* [What the task requires]
Give the data again exactly as it is written.

-=-=-

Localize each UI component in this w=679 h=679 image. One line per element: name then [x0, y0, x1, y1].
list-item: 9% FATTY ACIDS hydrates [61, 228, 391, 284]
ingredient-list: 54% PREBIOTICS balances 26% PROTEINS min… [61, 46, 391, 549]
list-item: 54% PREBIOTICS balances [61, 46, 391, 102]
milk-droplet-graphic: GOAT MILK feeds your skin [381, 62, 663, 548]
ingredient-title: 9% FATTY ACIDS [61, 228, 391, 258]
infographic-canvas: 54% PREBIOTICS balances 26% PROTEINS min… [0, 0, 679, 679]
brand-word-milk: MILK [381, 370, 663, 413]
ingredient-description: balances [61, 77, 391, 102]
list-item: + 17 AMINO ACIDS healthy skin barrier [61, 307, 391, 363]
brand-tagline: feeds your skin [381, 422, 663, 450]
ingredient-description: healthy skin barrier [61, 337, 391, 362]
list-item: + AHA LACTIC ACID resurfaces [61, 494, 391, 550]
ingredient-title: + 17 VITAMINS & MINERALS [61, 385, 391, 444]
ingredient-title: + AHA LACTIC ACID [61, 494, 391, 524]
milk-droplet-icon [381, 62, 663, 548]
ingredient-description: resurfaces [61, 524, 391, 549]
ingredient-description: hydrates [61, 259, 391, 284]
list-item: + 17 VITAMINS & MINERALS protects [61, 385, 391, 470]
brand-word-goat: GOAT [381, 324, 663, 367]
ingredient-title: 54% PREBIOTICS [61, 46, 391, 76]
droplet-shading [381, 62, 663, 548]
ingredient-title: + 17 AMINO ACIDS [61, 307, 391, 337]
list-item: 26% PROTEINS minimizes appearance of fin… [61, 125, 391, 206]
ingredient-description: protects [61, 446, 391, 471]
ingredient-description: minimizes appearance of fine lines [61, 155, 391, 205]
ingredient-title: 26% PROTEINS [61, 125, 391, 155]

-=-=-

* [Reply to the exercise]
Localize each UI component in this w=679 h=679 image. One line per element: name then [x0, y0, x1, y1].
list-item: 9% FATTY ACIDS hydrates [61, 228, 391, 284]
ingredient-list: 54% PREBIOTICS balances 26% PROTEINS min… [61, 46, 391, 549]
list-item: 54% PREBIOTICS balances [61, 46, 391, 102]
milk-droplet-graphic: GOAT MILK feeds your skin [381, 62, 663, 548]
ingredient-title: 9% FATTY ACIDS [61, 228, 391, 258]
infographic-canvas: 54% PREBIOTICS balances 26% PROTEINS min… [0, 0, 679, 679]
brand-word-milk: MILK [381, 370, 663, 413]
ingredient-description: balances [61, 77, 391, 102]
list-item: + 17 AMINO ACIDS healthy skin barrier [61, 307, 391, 363]
brand-tagline: feeds your skin [381, 422, 663, 450]
ingredient-description: healthy skin barrier [61, 337, 391, 362]
list-item: + AHA LACTIC ACID resurfaces [61, 494, 391, 550]
ingredient-title: + 17 VITAMINS & MINERALS [61, 385, 391, 444]
ingredient-title: + AHA LACTIC ACID [61, 494, 391, 524]
milk-droplet-icon [381, 62, 663, 548]
ingredient-description: resurfaces [61, 524, 391, 549]
ingredient-description: hydrates [61, 259, 391, 284]
list-item: + 17 VITAMINS & MINERALS protects [61, 385, 391, 470]
brand-word-goat: GOAT [381, 324, 663, 367]
ingredient-title: 54% PREBIOTICS [61, 46, 391, 76]
droplet-shading [381, 62, 663, 548]
ingredient-title: + 17 AMINO ACIDS [61, 307, 391, 337]
list-item: 26% PROTEINS minimizes appearance of fin… [61, 125, 391, 206]
ingredient-description: protects [61, 446, 391, 471]
ingredient-description: minimizes appearance of fine lines [61, 155, 391, 205]
ingredient-title: 26% PROTEINS [61, 125, 391, 155]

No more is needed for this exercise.